--- Start DATASET ROWS ---

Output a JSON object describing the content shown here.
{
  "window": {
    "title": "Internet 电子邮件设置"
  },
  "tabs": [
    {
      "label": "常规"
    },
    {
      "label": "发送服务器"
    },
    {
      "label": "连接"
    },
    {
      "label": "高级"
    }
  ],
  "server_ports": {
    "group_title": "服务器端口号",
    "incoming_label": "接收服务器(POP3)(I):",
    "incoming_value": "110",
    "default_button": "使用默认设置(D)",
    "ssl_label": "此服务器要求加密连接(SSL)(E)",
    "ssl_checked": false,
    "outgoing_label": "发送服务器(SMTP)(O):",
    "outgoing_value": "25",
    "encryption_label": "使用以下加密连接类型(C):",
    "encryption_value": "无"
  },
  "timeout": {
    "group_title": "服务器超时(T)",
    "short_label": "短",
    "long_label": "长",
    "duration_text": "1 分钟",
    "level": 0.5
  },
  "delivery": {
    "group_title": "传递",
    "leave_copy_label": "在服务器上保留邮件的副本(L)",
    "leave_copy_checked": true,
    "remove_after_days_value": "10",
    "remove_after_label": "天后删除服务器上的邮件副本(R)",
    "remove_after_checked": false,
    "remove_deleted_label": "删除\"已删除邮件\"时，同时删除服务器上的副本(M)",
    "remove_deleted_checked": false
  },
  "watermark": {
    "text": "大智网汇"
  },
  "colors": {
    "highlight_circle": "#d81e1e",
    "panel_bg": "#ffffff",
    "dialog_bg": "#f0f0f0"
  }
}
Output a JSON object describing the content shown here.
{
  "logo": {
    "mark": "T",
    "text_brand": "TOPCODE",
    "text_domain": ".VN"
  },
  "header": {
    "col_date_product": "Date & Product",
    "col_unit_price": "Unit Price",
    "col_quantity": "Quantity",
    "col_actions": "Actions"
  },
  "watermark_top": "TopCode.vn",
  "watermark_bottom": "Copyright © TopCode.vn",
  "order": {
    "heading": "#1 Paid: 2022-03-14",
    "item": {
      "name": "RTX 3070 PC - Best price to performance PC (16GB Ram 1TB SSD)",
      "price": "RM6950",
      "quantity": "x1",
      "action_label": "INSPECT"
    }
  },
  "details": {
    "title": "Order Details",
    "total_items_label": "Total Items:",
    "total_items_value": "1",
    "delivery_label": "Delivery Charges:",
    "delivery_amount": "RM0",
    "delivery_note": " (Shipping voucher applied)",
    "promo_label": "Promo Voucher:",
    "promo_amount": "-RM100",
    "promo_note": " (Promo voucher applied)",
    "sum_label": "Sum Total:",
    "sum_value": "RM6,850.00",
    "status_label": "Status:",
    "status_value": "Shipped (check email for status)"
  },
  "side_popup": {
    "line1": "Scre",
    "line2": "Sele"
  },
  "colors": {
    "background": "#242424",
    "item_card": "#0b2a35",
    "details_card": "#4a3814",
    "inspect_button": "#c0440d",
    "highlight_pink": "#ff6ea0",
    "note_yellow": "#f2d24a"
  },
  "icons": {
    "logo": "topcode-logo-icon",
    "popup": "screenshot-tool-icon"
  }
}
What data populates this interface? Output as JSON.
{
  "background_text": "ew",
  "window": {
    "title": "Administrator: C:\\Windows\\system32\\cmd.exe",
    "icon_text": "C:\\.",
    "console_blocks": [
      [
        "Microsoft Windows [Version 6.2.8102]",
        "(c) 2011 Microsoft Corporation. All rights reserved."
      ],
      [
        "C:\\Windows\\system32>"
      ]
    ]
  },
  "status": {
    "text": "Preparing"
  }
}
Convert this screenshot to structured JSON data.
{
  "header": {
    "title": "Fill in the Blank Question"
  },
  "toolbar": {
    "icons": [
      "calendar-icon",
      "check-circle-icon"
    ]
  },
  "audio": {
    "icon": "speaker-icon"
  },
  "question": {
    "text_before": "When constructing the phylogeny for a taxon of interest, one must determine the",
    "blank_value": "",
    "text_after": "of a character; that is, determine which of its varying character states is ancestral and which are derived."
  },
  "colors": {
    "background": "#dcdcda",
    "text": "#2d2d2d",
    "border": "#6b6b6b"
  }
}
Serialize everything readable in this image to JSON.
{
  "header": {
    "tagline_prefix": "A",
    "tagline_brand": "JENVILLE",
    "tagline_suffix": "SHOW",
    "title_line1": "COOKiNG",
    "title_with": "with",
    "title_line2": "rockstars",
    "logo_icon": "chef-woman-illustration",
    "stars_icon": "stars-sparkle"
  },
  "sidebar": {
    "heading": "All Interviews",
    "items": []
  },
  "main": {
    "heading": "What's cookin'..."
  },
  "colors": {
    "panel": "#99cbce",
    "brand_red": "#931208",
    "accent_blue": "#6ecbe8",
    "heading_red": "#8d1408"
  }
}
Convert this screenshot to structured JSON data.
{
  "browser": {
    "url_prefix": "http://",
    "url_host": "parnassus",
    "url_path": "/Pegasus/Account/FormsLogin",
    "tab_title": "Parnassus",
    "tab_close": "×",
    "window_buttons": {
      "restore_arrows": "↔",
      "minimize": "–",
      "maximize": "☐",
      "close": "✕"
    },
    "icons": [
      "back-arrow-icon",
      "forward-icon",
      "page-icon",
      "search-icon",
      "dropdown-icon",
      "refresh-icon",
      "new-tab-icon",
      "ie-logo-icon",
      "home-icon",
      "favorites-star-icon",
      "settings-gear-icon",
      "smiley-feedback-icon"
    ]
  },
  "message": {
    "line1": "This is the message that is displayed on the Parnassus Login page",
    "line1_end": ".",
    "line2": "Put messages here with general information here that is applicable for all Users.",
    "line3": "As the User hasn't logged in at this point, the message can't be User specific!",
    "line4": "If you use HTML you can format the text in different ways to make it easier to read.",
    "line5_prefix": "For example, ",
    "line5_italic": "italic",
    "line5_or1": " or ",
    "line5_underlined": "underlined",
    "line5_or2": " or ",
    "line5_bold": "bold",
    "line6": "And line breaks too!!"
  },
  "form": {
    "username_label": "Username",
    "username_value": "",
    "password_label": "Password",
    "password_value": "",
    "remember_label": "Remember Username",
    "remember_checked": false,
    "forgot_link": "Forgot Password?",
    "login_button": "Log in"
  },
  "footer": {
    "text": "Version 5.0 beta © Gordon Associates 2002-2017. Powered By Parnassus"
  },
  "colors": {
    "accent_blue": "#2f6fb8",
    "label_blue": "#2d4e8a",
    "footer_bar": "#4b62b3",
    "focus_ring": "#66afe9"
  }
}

--- End DATASET ROWS ---

THE PROBLEM.
Identify and copy the lines holding the word "determine".

THE OUTPUT.
    "text_before": "When constructing the phylogeny for a taxon of interest, one must determine the",
    "text_after": "of a character; that is, determine which of its varying character states is ancestral and which are derived."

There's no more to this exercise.